INSTRUCTIONS FOR THE TASK:
Find the string "debug" and gather every line that holds it.

Dataset items:
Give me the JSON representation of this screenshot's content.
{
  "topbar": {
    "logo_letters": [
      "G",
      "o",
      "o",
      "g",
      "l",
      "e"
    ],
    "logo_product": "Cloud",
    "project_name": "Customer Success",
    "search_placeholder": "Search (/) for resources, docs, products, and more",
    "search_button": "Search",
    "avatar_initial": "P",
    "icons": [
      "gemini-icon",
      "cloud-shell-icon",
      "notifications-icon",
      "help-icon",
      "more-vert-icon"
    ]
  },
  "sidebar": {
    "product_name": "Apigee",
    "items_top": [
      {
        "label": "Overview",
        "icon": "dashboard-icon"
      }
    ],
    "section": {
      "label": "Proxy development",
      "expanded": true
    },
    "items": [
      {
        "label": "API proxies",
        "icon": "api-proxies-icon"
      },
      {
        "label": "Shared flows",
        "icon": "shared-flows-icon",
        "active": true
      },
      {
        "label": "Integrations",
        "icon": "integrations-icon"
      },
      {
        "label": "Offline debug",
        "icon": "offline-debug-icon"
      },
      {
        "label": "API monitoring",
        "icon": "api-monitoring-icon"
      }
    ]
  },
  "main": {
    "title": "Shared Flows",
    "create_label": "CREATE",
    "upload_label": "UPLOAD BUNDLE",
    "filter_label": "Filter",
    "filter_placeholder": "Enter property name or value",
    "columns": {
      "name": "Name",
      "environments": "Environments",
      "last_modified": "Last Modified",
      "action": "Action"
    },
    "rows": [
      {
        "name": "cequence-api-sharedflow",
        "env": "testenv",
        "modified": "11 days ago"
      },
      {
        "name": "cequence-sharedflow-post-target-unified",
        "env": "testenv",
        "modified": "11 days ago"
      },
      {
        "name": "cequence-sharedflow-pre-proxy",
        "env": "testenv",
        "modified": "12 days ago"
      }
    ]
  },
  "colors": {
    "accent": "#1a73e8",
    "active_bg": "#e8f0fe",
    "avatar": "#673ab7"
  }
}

TASK OUTPUT:
        "label": "Offline debug",
        "icon": "offline-debug-icon"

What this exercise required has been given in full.